Introduction

Chaque trouble mental est un récit

Des centaines de troubles mentaux sont décrits, souvent graves, parfois anecdotiques. Variables d’une époque et d’une culture à l’autre, ils suscitent des réponses thérapeutiques où le meilleur côtoie le pire.

Chaque trouble mental est un récit - Les Grands Dossiers des sciences Humaines n°76

© Aisha Zeijpveld

Depuis trois quarts de siècle que fourmillent les enquêtes épidémiologiques, les chiffres sont constants : la plupart d’entre nous feraient au moins une fois au cours de notre existence l’expérience d’un trouble mental. Une recherche plus récente, menée dans 29 pays, estime qu’un humain sur deux souffre, a souffert ou souffrira d’un trouble ! À commencer par la phobie, la dépression, l’abus d’alcool ou le stress posttraumatique 1.

Troubles à gogo

Vu l’état apparent de notre espèce, les plus cyniques considéreront peut-être que 25 ou même 50 %, c’est bien peu : il n’empêche, la fourchette n’est pas anodine… Elle ne nous dit pourtant pas grand-chose, tant les troubles mentaux sont variés dans leurs manifestations, leur intensité et leur gravité. La dépression, qui toucherait 5 % des adultes à un moment ou à un autre, est très différente de la schizophrénie, qui en affecterait 0,3 %, et pourtant, on parle bien de « troubles mentaux » pour les deux cas de figure. Avoir peur des hauteurs, se retrouver paralysé par la timidité, exploser de colère sans crier gare, se sentir tout-puissant par le viol, consacrer sa vie à gagner du pouvoir en piétinant ses rivaux, consommer toujours plus d’alcool en roulant toujours plus vite, se masturber en pensant à des enfants, refuser de prendre un ascenseur, ne pas parvenir à surmonter un deuil, jouer compulsivement aux jeux de grattage ou attaquer des innocents dans la rue à coups de marteau pour gagner le paradis, tout cela, c’est du « trouble mental ».

____________

> Énoncé 1: Condensez le paragraphe commençant par « Depuis trois quarts de siècle » du passage sur les troubles mentaux, en conservant ses faits essentiels.
> Énoncé 2: Prolongez le passage sur les troubles mentaux en reprenant juste après sa dernière phrase.
Les lignes reproduites ci-après ne jouent aucun rôle dans cet exercice.

(Données de segmentation de la page)
____________

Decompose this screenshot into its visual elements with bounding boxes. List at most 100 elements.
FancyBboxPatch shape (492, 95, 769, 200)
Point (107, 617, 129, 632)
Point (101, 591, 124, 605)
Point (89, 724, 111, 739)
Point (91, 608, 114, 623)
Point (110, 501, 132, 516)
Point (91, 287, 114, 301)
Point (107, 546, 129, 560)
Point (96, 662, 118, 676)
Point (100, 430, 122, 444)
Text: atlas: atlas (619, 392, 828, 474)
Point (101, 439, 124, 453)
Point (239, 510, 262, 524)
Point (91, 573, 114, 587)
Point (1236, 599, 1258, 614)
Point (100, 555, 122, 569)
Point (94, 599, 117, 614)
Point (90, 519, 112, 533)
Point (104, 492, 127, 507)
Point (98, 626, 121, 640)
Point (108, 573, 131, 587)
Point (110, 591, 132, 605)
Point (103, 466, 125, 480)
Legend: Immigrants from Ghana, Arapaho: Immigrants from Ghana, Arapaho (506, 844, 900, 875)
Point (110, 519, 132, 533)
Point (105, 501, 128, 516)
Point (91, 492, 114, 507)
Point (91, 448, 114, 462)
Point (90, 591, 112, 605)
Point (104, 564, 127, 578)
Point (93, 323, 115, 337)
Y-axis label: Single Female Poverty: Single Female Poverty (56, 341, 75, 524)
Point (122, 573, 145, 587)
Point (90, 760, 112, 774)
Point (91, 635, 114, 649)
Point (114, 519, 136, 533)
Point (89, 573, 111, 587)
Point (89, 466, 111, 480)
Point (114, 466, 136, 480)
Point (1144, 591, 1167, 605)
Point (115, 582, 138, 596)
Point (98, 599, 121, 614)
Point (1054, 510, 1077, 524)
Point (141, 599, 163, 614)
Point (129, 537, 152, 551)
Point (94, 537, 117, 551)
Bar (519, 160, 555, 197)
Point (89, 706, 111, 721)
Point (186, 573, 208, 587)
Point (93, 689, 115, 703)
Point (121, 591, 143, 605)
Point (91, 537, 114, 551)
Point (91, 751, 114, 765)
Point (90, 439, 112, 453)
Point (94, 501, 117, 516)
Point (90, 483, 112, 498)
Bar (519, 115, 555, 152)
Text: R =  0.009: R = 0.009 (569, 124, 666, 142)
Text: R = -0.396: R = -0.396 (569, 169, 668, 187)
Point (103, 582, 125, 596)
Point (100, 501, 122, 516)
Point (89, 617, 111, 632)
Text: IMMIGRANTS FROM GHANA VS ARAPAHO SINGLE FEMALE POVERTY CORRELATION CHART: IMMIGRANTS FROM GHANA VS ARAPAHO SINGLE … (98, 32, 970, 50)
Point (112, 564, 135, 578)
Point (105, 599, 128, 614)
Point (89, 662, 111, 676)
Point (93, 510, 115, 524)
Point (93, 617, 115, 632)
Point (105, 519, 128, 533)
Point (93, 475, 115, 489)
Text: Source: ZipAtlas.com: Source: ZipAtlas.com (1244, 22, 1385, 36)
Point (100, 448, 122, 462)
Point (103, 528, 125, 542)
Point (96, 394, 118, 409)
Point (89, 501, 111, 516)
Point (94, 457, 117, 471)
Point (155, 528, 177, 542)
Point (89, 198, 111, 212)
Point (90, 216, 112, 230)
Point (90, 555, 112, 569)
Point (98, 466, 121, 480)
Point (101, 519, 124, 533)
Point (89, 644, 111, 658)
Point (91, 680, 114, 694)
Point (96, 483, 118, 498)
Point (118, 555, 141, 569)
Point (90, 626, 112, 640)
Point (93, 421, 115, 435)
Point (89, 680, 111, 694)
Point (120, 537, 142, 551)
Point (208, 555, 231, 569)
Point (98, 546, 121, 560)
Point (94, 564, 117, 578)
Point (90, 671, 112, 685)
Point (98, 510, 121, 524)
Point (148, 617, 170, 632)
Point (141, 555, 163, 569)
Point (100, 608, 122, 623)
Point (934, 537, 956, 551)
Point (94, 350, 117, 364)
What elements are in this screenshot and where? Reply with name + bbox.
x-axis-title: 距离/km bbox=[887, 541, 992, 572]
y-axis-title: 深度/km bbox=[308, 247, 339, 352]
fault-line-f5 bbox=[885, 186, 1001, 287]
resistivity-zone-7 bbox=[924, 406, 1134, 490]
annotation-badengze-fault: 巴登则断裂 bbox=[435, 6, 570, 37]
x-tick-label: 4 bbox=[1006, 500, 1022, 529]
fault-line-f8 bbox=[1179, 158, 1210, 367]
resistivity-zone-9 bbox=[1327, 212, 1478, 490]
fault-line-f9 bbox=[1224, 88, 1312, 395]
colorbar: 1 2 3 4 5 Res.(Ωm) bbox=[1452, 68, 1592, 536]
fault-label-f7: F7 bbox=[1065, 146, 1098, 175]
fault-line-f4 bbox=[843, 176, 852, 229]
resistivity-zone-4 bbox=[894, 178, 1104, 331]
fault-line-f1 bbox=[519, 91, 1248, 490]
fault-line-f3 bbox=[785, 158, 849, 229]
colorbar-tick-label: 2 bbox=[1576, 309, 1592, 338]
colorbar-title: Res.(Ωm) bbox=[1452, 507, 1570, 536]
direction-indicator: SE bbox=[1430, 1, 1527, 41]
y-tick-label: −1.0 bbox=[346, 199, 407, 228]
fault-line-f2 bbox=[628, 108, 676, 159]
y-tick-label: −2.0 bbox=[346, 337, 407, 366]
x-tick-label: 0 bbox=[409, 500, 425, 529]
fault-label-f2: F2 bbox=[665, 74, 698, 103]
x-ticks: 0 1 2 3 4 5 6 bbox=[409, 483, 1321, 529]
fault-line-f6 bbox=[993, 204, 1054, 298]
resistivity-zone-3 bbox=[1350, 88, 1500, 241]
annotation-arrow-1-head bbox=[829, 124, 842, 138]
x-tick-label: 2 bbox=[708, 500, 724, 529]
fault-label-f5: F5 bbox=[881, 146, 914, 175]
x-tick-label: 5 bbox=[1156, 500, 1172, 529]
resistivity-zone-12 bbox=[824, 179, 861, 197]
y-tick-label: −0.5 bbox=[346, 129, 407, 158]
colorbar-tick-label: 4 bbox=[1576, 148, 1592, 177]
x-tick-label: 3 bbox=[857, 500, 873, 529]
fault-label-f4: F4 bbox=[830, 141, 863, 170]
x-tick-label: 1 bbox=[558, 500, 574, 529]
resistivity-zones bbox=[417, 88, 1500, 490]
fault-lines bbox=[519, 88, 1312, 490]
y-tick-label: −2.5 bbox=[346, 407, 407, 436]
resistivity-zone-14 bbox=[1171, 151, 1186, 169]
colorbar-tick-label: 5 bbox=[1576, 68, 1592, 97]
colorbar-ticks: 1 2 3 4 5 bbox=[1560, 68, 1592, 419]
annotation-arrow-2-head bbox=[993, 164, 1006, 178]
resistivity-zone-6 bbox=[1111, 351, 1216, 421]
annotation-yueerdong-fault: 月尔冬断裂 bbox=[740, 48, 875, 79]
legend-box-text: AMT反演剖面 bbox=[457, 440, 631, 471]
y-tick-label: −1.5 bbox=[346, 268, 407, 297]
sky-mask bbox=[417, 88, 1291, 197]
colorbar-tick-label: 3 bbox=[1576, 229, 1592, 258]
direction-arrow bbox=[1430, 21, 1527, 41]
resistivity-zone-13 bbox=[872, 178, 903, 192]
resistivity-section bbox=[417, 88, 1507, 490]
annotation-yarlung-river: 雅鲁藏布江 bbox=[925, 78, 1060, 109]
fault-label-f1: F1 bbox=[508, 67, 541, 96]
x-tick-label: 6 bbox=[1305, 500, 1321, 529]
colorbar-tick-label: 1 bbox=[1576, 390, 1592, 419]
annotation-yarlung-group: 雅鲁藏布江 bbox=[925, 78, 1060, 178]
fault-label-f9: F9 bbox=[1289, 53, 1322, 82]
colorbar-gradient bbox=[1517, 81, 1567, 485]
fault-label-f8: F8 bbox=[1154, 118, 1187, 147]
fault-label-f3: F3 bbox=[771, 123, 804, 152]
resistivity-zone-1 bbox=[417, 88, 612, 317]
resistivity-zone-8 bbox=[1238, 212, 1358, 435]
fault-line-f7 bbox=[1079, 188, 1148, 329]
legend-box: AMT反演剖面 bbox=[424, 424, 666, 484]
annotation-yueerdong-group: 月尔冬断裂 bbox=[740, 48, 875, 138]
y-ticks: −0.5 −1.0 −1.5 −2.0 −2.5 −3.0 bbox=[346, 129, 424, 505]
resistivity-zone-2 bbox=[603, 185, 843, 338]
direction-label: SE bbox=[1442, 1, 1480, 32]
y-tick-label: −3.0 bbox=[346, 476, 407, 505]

____________

> Réponse rédigée 1: Depuis soixante-quinze ans, les enquêtes épidémiologiques donnent des chiffres constants : la plupart d'entre nous connaîtraient au moins une fois dans leur vie un trouble mental. Selon une recherche plus récente menée dans 29 pays, un humain sur deux souffre, a souffert ou souffrira d'un trouble, à commencer par la phobie, la dépression, l'abus d'alcool ou le stress post-traumatique.

> Réponse rédigée 2:
Bon nombre donnent lieu à des querelles parfois byzantines pour déterminer leur validité scientifique : syndrome de Diogène (accumulation de vieilleries et détritus), syndrome de Jérusalem (crise mystique contractée dans la Ville sainte), syndrome de Paris (affectant certains Japonais déçus par la capitale française jusqu’au traumatisme), syndrome de Stendhal (syncope devant la magnificence d’une œuvre d’art), addiction sexuelle, perversion narcissique, sans oublier les paraphilies les plus sordides ou les plus exotiques (si vous rêvez assidûment de câliner E.T. l’extraterrestre, félicitations, vous êtes exobiophile)… En cherchant bien, on déniche ainsi des centaines de troubles dont la majorité des professionnels de santé mentale ne croiseront jamais un spécimen dans toute leur carrière. À ce régime, il apparaît miraculeux de se sentir sain d’esprit (et ça cache sans doute quelque chose…). Parallèlement, bien sûr, pullulent des milliers de psychothérapies idoines à l’intitulé grandiose dont 99 % ne présentent comme gage d’efficacité que le seul charisme de leur concepteur.